> **Material provided**
(begin)

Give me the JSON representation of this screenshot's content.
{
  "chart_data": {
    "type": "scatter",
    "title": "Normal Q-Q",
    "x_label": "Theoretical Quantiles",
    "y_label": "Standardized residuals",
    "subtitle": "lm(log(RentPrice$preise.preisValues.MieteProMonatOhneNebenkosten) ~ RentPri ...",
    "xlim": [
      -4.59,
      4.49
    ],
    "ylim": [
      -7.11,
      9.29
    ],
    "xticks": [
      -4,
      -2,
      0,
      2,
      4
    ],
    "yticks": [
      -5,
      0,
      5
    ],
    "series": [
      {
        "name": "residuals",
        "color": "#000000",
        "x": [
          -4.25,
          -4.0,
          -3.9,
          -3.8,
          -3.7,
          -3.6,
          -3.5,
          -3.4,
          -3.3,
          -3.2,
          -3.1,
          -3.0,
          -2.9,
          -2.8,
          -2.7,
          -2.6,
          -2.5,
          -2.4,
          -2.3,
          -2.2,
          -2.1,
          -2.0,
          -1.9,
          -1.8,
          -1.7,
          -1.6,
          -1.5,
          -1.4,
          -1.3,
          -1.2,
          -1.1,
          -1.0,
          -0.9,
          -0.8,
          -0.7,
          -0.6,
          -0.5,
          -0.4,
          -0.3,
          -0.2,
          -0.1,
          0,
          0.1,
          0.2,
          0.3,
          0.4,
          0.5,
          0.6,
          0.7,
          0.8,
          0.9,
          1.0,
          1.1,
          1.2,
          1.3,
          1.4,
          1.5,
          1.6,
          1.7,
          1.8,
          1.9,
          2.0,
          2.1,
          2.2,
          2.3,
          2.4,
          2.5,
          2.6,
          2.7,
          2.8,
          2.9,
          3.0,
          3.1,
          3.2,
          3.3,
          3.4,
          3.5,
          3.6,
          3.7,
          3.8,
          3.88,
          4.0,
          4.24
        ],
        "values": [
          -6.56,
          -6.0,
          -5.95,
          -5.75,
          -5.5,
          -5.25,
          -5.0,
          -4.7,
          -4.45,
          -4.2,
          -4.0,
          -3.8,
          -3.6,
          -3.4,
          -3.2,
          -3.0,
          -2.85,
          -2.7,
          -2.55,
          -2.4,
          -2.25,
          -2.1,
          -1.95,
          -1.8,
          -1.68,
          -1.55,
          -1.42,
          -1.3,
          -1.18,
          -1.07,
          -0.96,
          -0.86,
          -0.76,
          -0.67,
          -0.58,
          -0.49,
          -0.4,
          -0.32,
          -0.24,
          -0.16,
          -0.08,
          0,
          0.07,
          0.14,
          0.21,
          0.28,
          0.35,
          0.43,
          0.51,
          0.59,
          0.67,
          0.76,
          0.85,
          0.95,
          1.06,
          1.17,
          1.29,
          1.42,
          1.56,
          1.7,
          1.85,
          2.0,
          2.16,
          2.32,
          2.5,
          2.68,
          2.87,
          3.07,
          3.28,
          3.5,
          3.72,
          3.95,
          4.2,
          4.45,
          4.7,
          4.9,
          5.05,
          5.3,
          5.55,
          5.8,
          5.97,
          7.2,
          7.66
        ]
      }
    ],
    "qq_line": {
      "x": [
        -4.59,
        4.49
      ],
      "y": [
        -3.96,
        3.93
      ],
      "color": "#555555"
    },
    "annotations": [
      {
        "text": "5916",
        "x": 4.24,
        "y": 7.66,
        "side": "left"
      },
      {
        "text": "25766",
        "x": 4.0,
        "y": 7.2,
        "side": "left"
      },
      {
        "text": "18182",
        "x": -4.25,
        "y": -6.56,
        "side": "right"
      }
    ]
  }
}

(end)

> **Challenge**
Recite the full listing above exactly.

> **Solution to this problem**
Give me the JSON representation of this screenshot's content.
{
  "chart_data": {
    "type": "scatter",
    "title": "Normal Q-Q",
    "x_label": "Theoretical Quantiles",
    "y_label": "Standardized residuals",
    "subtitle": "lm(log(RentPrice$preise.preisValues.MieteProMonatOhneNebenkosten) ~ RentPri ...",
    "xlim": [
      -4.59,
      4.49
    ],
    "ylim": [
      -7.11,
      9.29
    ],
    "xticks": [
      -4,
      -2,
      0,
      2,
      4
    ],
    "yticks": [
      -5,
      0,
      5
    ],
    "series": [
      {
        "name": "residuals",
        "color": "#000000",
        "x": [
          -4.25,
          -4.0,
          -3.9,
          -3.8,
          -3.7,
          -3.6,
          -3.5,
          -3.4,
          -3.3,
          -3.2,
          -3.1,
          -3.0,
          -2.9,
          -2.8,
          -2.7,
          -2.6,
          -2.5,
          -2.4,
          -2.3,
          -2.2,
          -2.1,
          -2.0,
          -1.9,
          -1.8,
          -1.7,
          -1.6,
          -1.5,
          -1.4,
          -1.3,
          -1.2,
          -1.1,
          -1.0,
          -0.9,
          -0.8,
          -0.7,
          -0.6,
          -0.5,
          -0.4,
          -0.3,
          -0.2,
          -0.1,
          0,
          0.1,
          0.2,
          0.3,
          0.4,
          0.5,
          0.6,
          0.7,
          0.8,
          0.9,
          1.0,
          1.1,
          1.2,
          1.3,
          1.4,
          1.5,
          1.6,
          1.7,
          1.8,
          1.9,
          2.0,
          2.1,
          2.2,
          2.3,
          2.4,
          2.5,
          2.6,
          2.7,
          2.8,
          2.9,
          3.0,
          3.1,
          3.2,
          3.3,
          3.4,
          3.5,
          3.6,
          3.7,
          3.8,
          3.88,
          4.0,
          4.24
        ],
        "values": [
          -6.56,
          -6.0,
          -5.95,
          -5.75,
          -5.5,
          -5.25,
          -5.0,
          -4.7,
          -4.45,
          -4.2,
          -4.0,
          -3.8,
          -3.6,
          -3.4,
          -3.2,
          -3.0,
          -2.85,
          -2.7,
          -2.55,
          -2.4,
          -2.25,
          -2.1,
          -1.95,
          -1.8,
          -1.68,
          -1.55,
          -1.42,
          -1.3,
          -1.18,
          -1.07,
          -0.96,
          -0.86,
          -0.76,
          -0.67,
          -0.58,
          -0.49,
          -0.4,
          -0.32,
          -0.24,
          -0.16,
          -0.08,
          0,
          0.07,
          0.14,
          0.21,
          0.28,
          0.35,
          0.43,
          0.51,
          0.59,
          0.67,
          0.76,
          0.85,
          0.95,
          1.06,
          1.17,
          1.29,
          1.42,
          1.56,
          1.7,
          1.85,
          2.0,
          2.16,
          2.32,
          2.5,
          2.68,
          2.87,
          3.07,
          3.28,
          3.5,
          3.72,
          3.95,
          4.2,
          4.45,
          4.7,
          4.9,
          5.05,
          5.3,
          5.55,
          5.8,
          5.97,
          7.2,
          7.66
        ]
      }
    ],
    "qq_line": {
      "x": [
        -4.59,
        4.49
      ],
      "y": [
        -3.96,
        3.93
      ],
      "color": "#555555"
    },
    "annotations": [
      {
        "text": "5916",
        "x": 4.24,
        "y": 7.66,
        "side": "left"
      },
      {
        "text": "25766",
        "x": 4.0,
        "y": 7.2,
        "side": "left"
      },
      {
        "text": "18182",
        "x": -4.25,
        "y": -6.56,
        "side": "right"
      }
    ]
  }
}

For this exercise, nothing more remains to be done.